Send each entry back exactly as given, pictures excluded.

>> Start

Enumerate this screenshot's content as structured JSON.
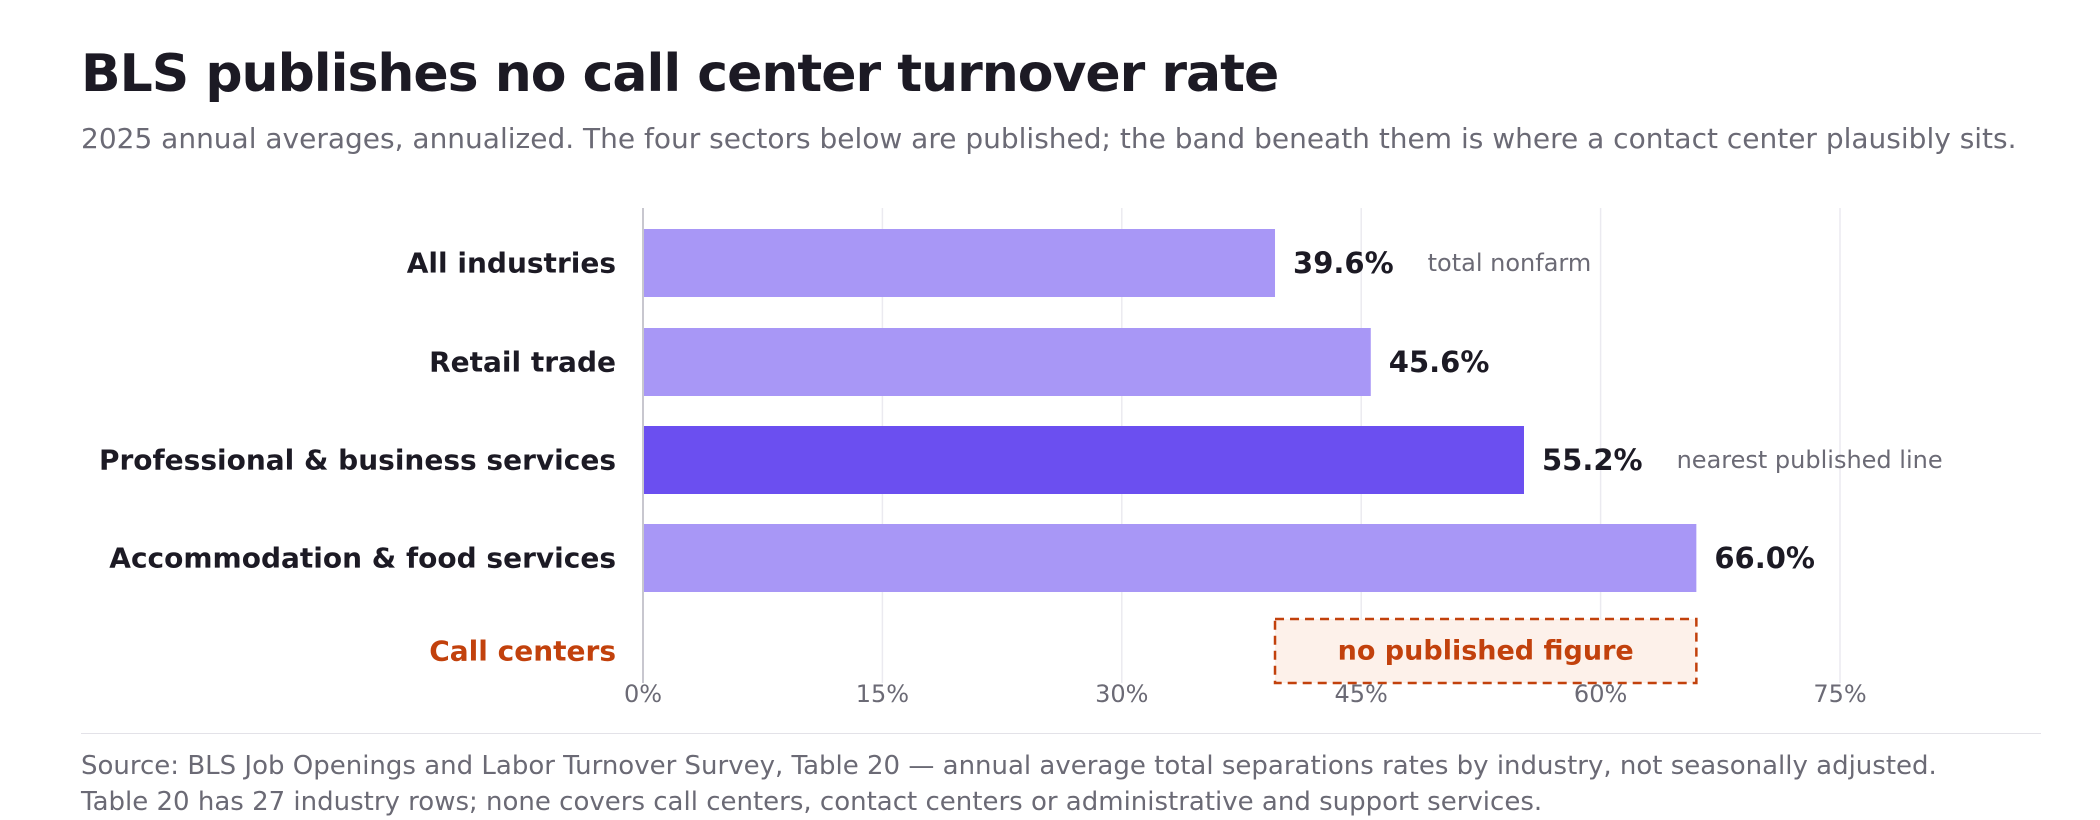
{
  "header": {
    "title": "BLS publishes no call center turnover rate",
    "subtitle": "2025 annual averages, annualized. The four sectors below are published; the band beneath them is where a contact center plausibly sits."
  },
  "colors": {
    "bar": "#a897f6",
    "bar_highlight": "#6b4ff0",
    "call_center": "#c2410c",
    "band_fill": "#fdf1ea",
    "grid": "#ebeaf0",
    "axis": "#c8c7cf",
    "label": "#1c1a24",
    "muted": "#6b6a75"
  },
  "chart_data": {
    "type": "bar",
    "orientation": "horizontal",
    "categories": [
      "All industries",
      "Retail trade",
      "Professional & business services",
      "Accommodation & food services"
    ],
    "values": [
      39.6,
      45.6,
      55.2,
      66.0
    ],
    "value_labels": [
      "39.6%",
      "45.6%",
      "55.2%",
      "66.0%"
    ],
    "annotations": [
      "total nonfarm",
      "",
      "nearest published line",
      ""
    ],
    "highlight_index": 2,
    "xlim": [
      0,
      75
    ],
    "x_ticks": [
      0,
      15,
      30,
      45,
      60,
      75
    ],
    "x_tick_labels": [
      "0%",
      "15%",
      "30%",
      "45%",
      "60%",
      "75%"
    ],
    "grid": true,
    "band": {
      "category": "Call centers",
      "range": [
        39.6,
        66.0
      ],
      "label": "no published figure"
    }
  },
  "footer": {
    "source_line1": "Source: BLS Job Openings and Labor Turnover Survey, Table 20 — annual average total separations rates by industry, not seasonally adjusted.",
    "source_line2": "Table 20 has 27 industry rows; none covers call centers, contact centers or administrative and support services."
  }
}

>> End

*Response to this task:*
Enumerate this screenshot's content as structured JSON.
{
  "header": {
    "title": "BLS publishes no call center turnover rate",
    "subtitle": "2025 annual averages, annualized. The four sectors below are published; the band beneath them is where a contact center plausibly sits."
  },
  "colors": {
    "bar": "#a897f6",
    "bar_highlight": "#6b4ff0",
    "call_center": "#c2410c",
    "band_fill": "#fdf1ea",
    "grid": "#ebeaf0",
    "axis": "#c8c7cf",
    "label": "#1c1a24",
    "muted": "#6b6a75"
  },
  "chart_data": {
    "type": "bar",
    "orientation": "horizontal",
    "categories": [
      "All industries",
      "Retail trade",
      "Professional & business services",
      "Accommodation & food services"
    ],
    "values": [
      39.6,
      45.6,
      55.2,
      66.0
    ],
    "value_labels": [
      "39.6%",
      "45.6%",
      "55.2%",
      "66.0%"
    ],
    "annotations": [
      "total nonfarm",
      "",
      "nearest published line",
      ""
    ],
    "highlight_index": 2,
    "xlim": [
      0,
      75
    ],
    "x_ticks": [
      0,
      15,
      30,
      45,
      60,
      75
    ],
    "x_tick_labels": [
      "0%",
      "15%",
      "30%",
      "45%",
      "60%",
      "75%"
    ],
    "grid": true,
    "band": {
      "category": "Call centers",
      "range": [
        39.6,
        66.0
      ],
      "label": "no published figure"
    }
  },
  "footer": {
    "source_line1": "Source: BLS Job Openings and Labor Turnover Survey, Table 20 — annual average total separations rates by industry, not seasonally adjusted.",
    "source_line2": "Table 20 has 27 industry rows; none covers call centers, contact centers or administrative and support services."
  }
}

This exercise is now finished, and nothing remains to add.